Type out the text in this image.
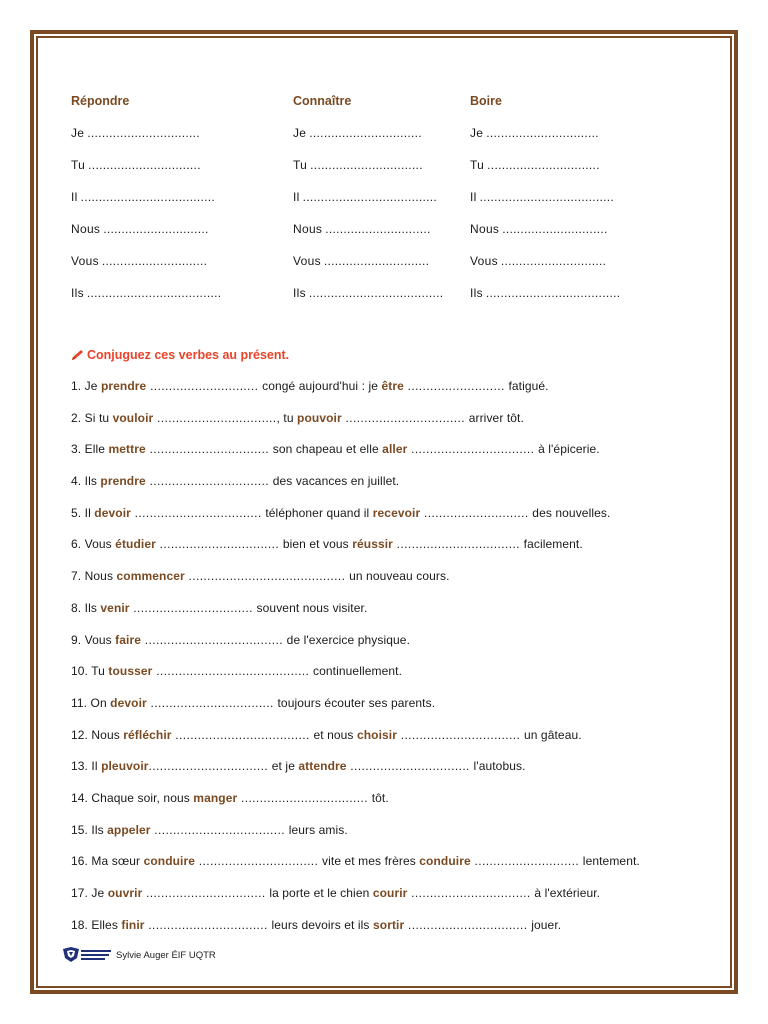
Répondre
Je ...............................
Tu ...............................
Il .....................................
Nous .............................
Vous .............................
Ils .....................................
Connaître
Je ...............................
Tu ...............................
Il .....................................
Nous .............................
Vous .............................
Ils .....................................
Boire
Je ...............................
Tu ...............................
Il .....................................
Nous .............................
Vous .............................
Ils .....................................
Conjuguez ces verbes au présent.
1. Je prendre ............................. congé aujourd'hui : je être .......................... fatigué.
2. Si tu vouloir ................................, tu pouvoir ................................ arriver tôt.
3. Elle mettre ................................ son chapeau et elle aller ................................. à l'épicerie.
4. Ils prendre ................................ des vacances en juillet.
5. Il devoir .................................. téléphoner quand il recevoir ............................ des nouvelles.
6. Vous étudier ................................ bien et vous réussir ................................. facilement.
7. Nous commencer .......................................... un nouveau cours.
8. Ils venir ................................ souvent nous visiter.
9. Vous faire ..................................... de l'exercice physique.
10. Tu tousser ......................................... continuellement.
11. On devoir ................................. toujours écouter ses parents.
12. Nous réfléchir .................................... et nous choisir ................................ un gâteau.
13. Il pleuvoir................................ et je attendre ................................ l'autobus.
14. Chaque soir, nous manger .................................. tôt.
15. Ils appeler ................................... leurs amis.
16. Ma sœur conduire ................................ vite et mes frères conduire ............................ lentement.
17. Je ouvrir ................................ la porte et le chien courir ................................ à l'extérieur.
18. Elles finir ................................ leurs devoirs et ils sortir ................................ jouer.
Sylvie Auger ÉIF UQTR
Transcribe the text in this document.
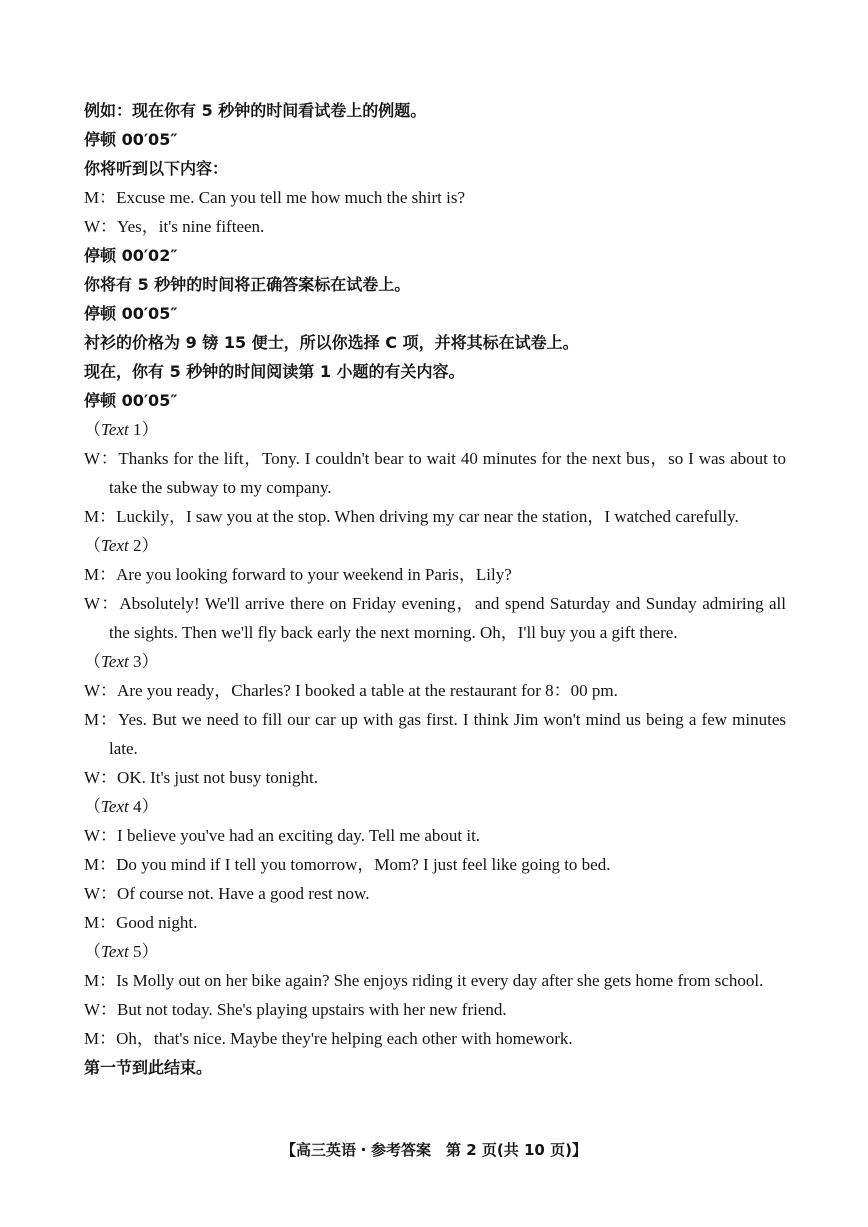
例如：现在你有 5 秒钟的时间看试卷上的例题。
停顿 00′05″
你将听到以下内容：
M：Excuse me. Can you tell me how much the shirt is?
W：Yes，it's nine fifteen.
停顿 00′02″
你将有 5 秒钟的时间将正确答案标在试卷上。
停顿 00′05″
衬衫的价格为 9 镑 15 便士，所以你选择 C 项，并将其标在试卷上。
现在，你有 5 秒钟的时间阅读第 1 小题的有关内容。
停顿 00′05″
（Text 1）
W：Thanks for the lift，Tony. I couldn't bear to wait 40 minutes for the next bus，so I was about to take the subway to my company.
M：Luckily，I saw you at the stop. When driving my car near the station，I watched carefully.
（Text 2）
M：Are you looking forward to your weekend in Paris，Lily?
W：Absolutely! We'll arrive there on Friday evening，and spend Saturday and Sunday admiring all the sights. Then we'll fly back early the next morning. Oh，I'll buy you a gift there.
（Text 3）
W：Are you ready，Charles? I booked a table at the restaurant for 8：00 pm.
M：Yes. But we need to fill our car up with gas first. I think Jim won't mind us being a few minutes late.
W：OK. It's just not busy tonight.
（Text 4）
W：I believe you've had an exciting day. Tell me about it.
M：Do you mind if I tell you tomorrow，Mom? I just feel like going to bed.
W：Of course not. Have a good rest now.
M：Good night.
（Text 5）
M：Is Molly out on her bike again? She enjoys riding it every day after she gets home from school.
W：But not today. She's playing upstairs with her new friend.
M：Oh，that's nice. Maybe they're helping each other with homework.
第一节到此结束。
【高三英语・参考答案　第 2 页(共 10 页)】
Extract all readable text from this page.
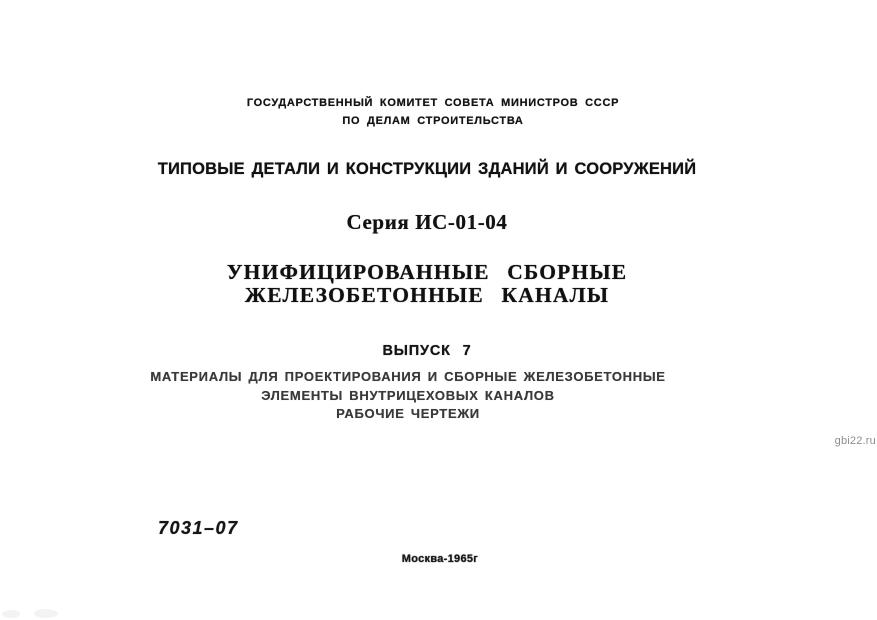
ГОСУДАРСТВЕННЫЙ КОМИТЕТ СОВЕТА МИНИСТРОВ СССР
ПО ДЕЛАМ СТРОИТЕЛЬСТВА
ТИПОВЫЕ ДЕТАЛИ И КОНСТРУКЦИИ ЗДАНИЙ И СООРУЖЕНИЙ
Серия ИС-01-04
УНИФИЦИРОВАННЫЕ СБОРНЫЕ
ЖЕЛЕЗОБЕТОННЫЕ КАНАЛЫ
ВЫПУСК 7
МАТЕРИАЛЫ ДЛЯ ПРОЕКТИРОВАНИЯ И СБОРНЫЕ ЖЕЛЕЗОБЕТОННЫЕ
ЭЛЕМЕНТЫ ВНУТРИЦЕХОВЫХ КАНАЛОВ
РАБОЧИЕ ЧЕРТЕЖИ
gbi22.ru
7031–07
Москва-1965г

=== Requirements ===
Above are the records; reproduce them exactly and leave out the pictures.

=== The solution ===
Type out the text in this image.
Répondre
Je ...............................
Tu ...............................
Il .....................................
Nous .............................
Vous .............................
Ils .....................................
Connaître
Je ...............................
Tu ...............................
Il .....................................
Nous .............................
Vous .............................
Ils .....................................
Boire
Je ...............................
Tu ...............................
Il .....................................
Nous .............................
Vous .............................
Ils .....................................
Conjuguez ces verbes au présent.
1. Je prendre ............................. congé aujourd'hui : je être .......................... fatigué.
2. Si tu vouloir ................................, tu pouvoir ................................ arriver tôt.
3. Elle mettre ................................ son chapeau et elle aller ................................. à l'épicerie.
4. Ils prendre ................................ des vacances en juillet.
5. Il devoir .................................. téléphoner quand il recevoir ............................ des nouvelles.
6. Vous étudier ................................ bien et vous réussir ................................. facilement.
7. Nous commencer .......................................... un nouveau cours.
8. Ils venir ................................ souvent nous visiter.
9. Vous faire ..................................... de l'exercice physique.
10. Tu tousser ......................................... continuellement.
11. On devoir ................................. toujours écouter ses parents.
12. Nous réfléchir .................................... et nous choisir ................................ un gâteau.
13. Il pleuvoir................................ et je attendre ................................ l'autobus.
14. Chaque soir, nous manger .................................. tôt.
15. Ils appeler ................................... leurs amis.
16. Ma sœur conduire ................................ vite et mes frères conduire ............................ lentement.
17. Je ouvrir ................................ la porte et le chien courir ................................ à l'extérieur.
18. Elles finir ................................ leurs devoirs et ils sortir ................................ jouer.
Sylvie Auger ÉIF UQTR
Transcribe the text in this document.
例如：现在你有 5 秒钟的时间看试卷上的例题。
停顿 00′05″
你将听到以下内容：
M：Excuse me. Can you tell me how much the shirt is?
W：Yes，it's nine fifteen.
停顿 00′02″
你将有 5 秒钟的时间将正确答案标在试卷上。
停顿 00′05″
衬衫的价格为 9 镑 15 便士，所以你选择 C 项，并将其标在试卷上。
现在，你有 5 秒钟的时间阅读第 1 小题的有关内容。
停顿 00′05″
（Text 1）
W：Thanks for the lift，Tony. I couldn't bear to wait 40 minutes for the next bus，so I was about to take the subway to my company.
M：Luckily，I saw you at the stop. When driving my car near the station，I watched carefully.
（Text 2）
M：Are you looking forward to your weekend in Paris，Lily?
W：Absolutely! We'll arrive there on Friday evening，and spend Saturday and Sunday admiring all the sights. Then we'll fly back early the next morning. Oh，I'll buy you a gift there.
（Text 3）
W：Are you ready，Charles? I booked a table at the restaurant for 8：00 pm.
M：Yes. But we need to fill our car up with gas first. I think Jim won't mind us being a few minutes late.
W：OK. It's just not busy tonight.
（Text 4）
W：I believe you've had an exciting day. Tell me about it.
M：Do you mind if I tell you tomorrow，Mom? I just feel like going to bed.
W：Of course not. Have a good rest now.
M：Good night.
（Text 5）
M：Is Molly out on her bike again? She enjoys riding it every day after she gets home from school.
W：But not today. She's playing upstairs with her new friend.
M：Oh，that's nice. Maybe they're helping each other with homework.
第一节到此结束。
【高三英语・参考答案　第 2 页(共 10 页)】
Extract all readable text from this page.
ГОСУДАРСТВЕННЫЙ КОМИТЕТ СОВЕТА МИНИСТРОВ СССР
ПО ДЕЛАМ СТРОИТЕЛЬСТВА
ТИПОВЫЕ ДЕТАЛИ И КОНСТРУКЦИИ ЗДАНИЙ И СООРУЖЕНИЙ
Серия ИС-01-04
УНИФИЦИРОВАННЫЕ СБОРНЫЕ
ЖЕЛЕЗОБЕТОННЫЕ КАНАЛЫ
ВЫПУСК 7
МАТЕРИАЛЫ ДЛЯ ПРОЕКТИРОВАНИЯ И СБОРНЫЕ ЖЕЛЕЗОБЕТОННЫЕ
ЭЛЕМЕНТЫ ВНУТРИЦЕХОВЫХ КАНАЛОВ
РАБОЧИЕ ЧЕРТЕЖИ
gbi22.ru
7031–07
Москва-1965г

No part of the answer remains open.